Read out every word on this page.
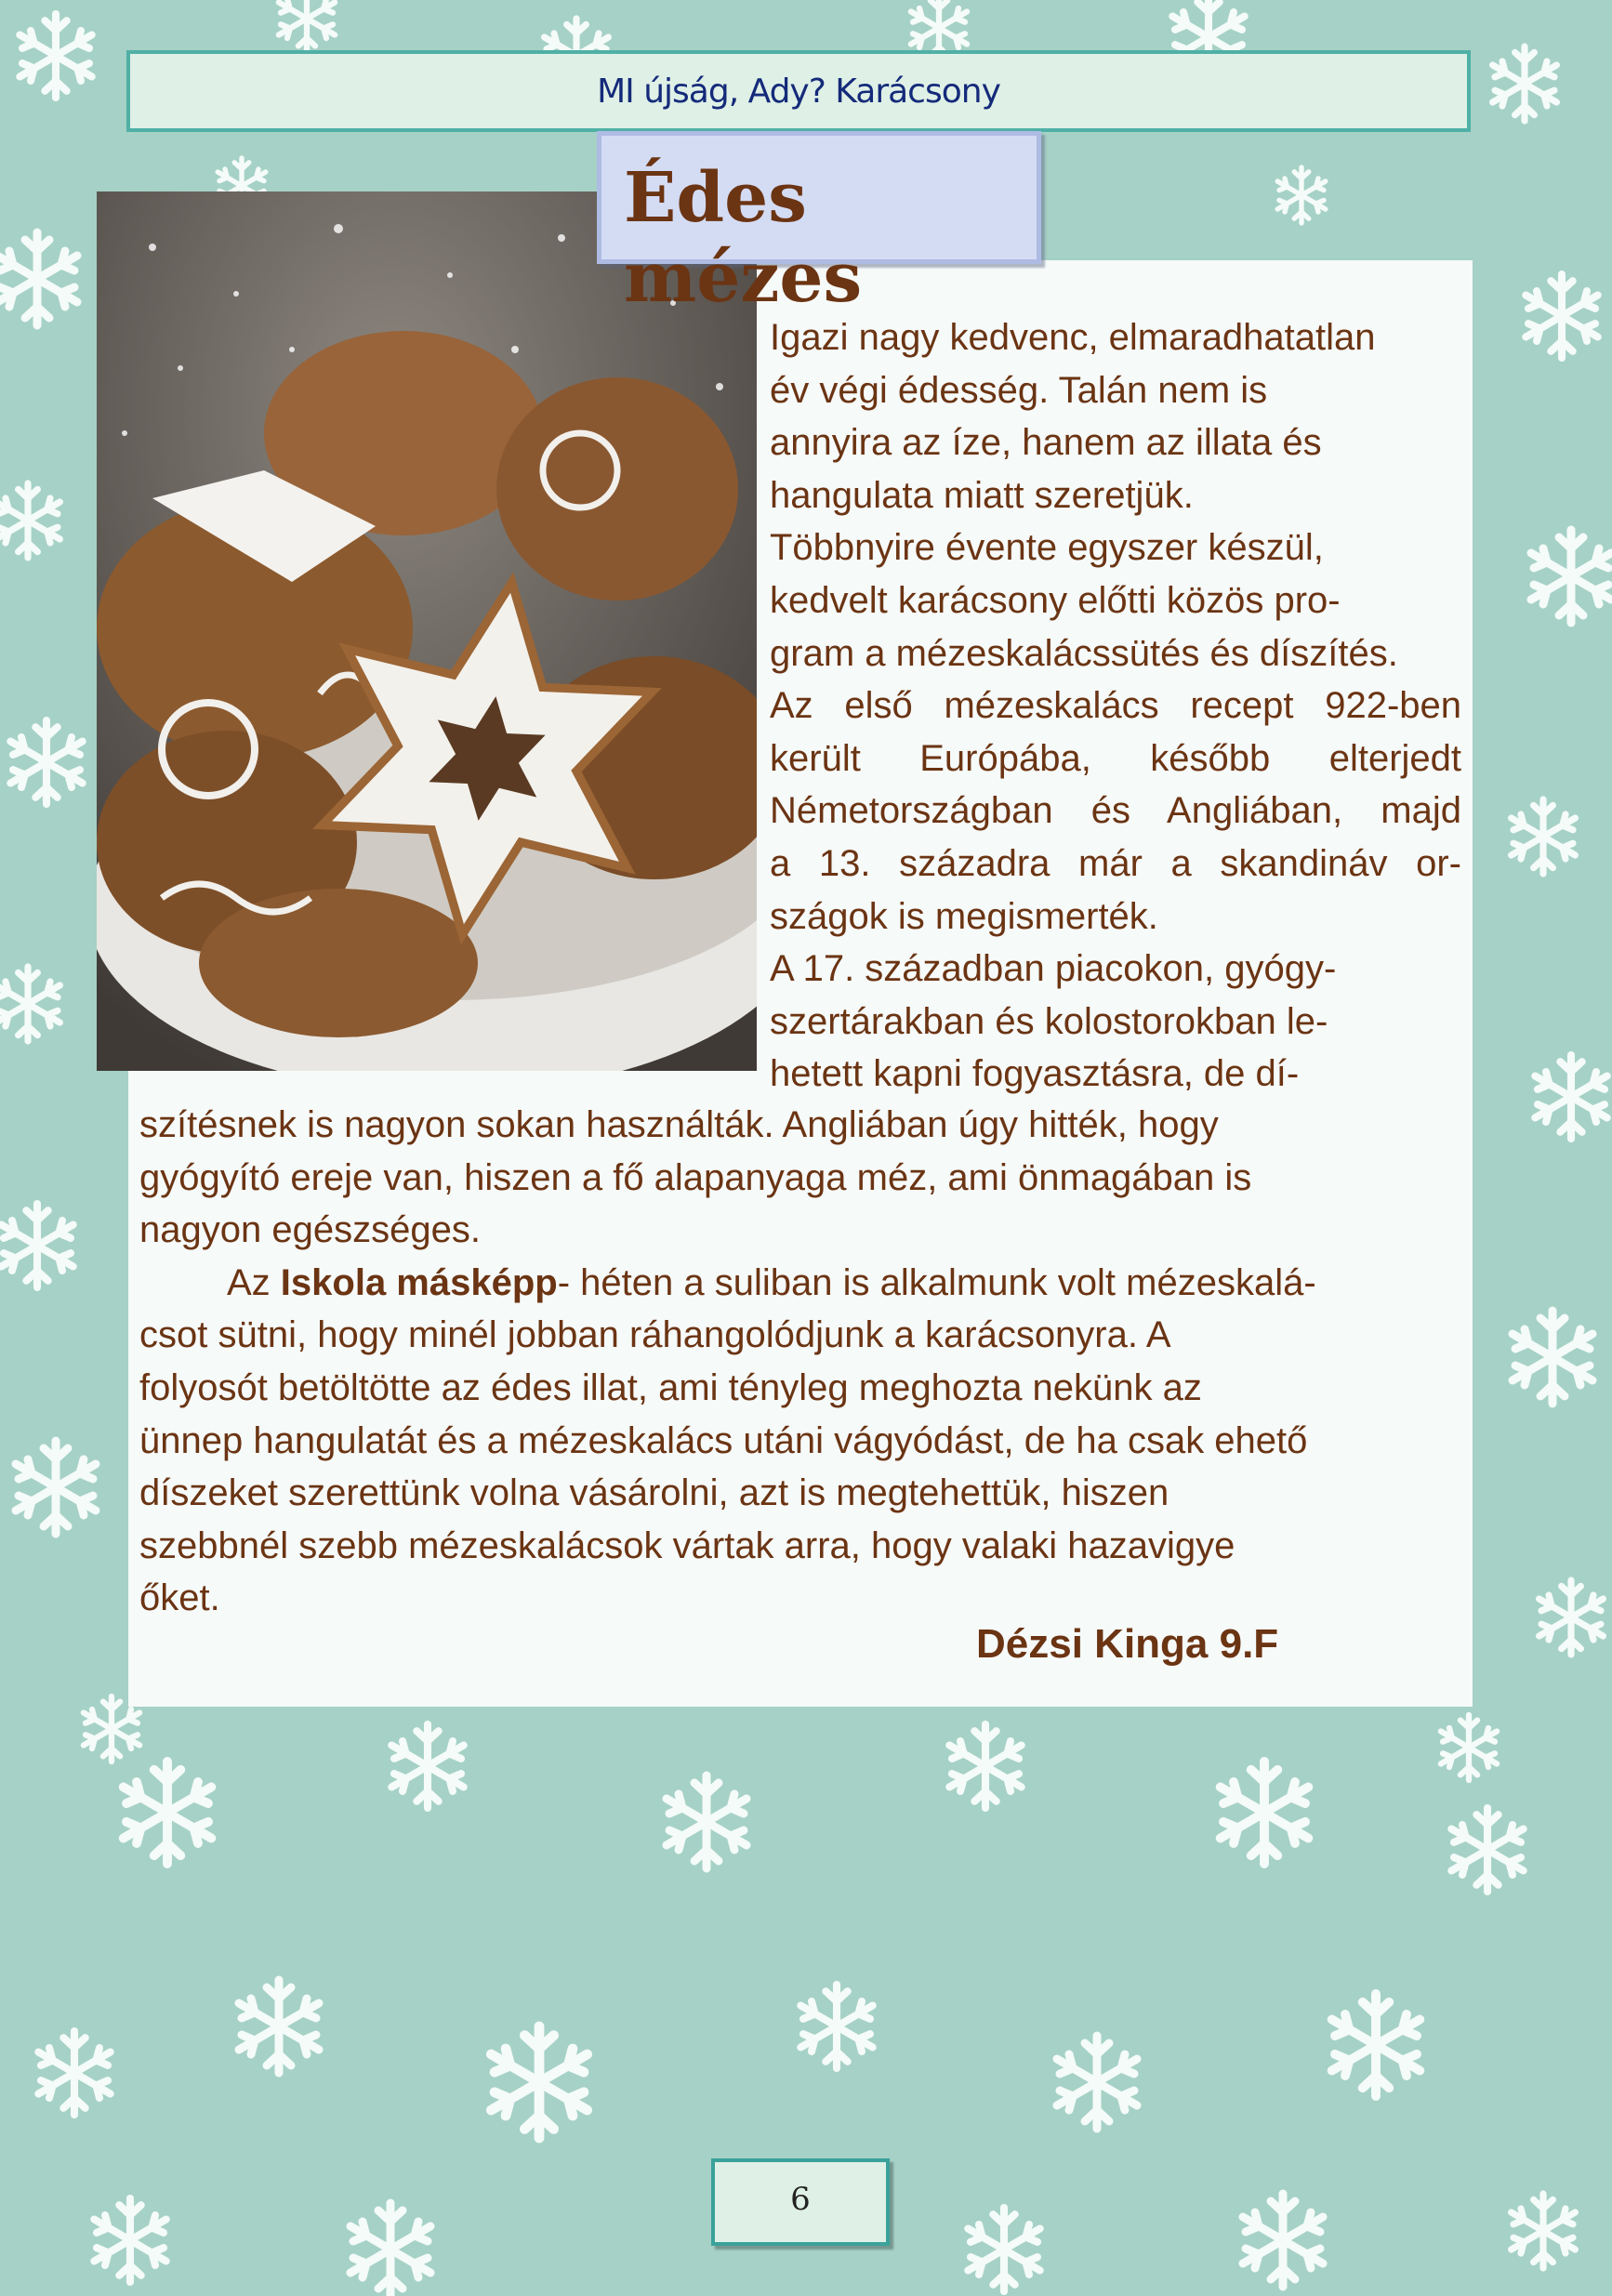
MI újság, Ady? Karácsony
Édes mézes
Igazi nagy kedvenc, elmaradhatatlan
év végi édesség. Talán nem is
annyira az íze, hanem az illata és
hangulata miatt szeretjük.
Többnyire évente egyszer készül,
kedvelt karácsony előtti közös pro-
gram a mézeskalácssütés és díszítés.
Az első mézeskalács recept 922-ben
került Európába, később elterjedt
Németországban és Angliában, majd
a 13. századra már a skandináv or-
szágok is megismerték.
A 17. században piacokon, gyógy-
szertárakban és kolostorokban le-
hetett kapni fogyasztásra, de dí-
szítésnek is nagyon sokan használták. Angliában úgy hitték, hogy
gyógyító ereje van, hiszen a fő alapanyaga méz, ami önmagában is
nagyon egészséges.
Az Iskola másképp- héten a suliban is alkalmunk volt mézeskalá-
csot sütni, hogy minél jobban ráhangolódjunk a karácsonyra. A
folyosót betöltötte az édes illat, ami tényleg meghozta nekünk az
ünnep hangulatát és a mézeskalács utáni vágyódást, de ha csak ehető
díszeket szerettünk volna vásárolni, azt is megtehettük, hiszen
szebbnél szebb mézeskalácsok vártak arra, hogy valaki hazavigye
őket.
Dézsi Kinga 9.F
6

● ● ● ●

Reply with the number of lines in the data that include the string "nagyon" and nothing else.

2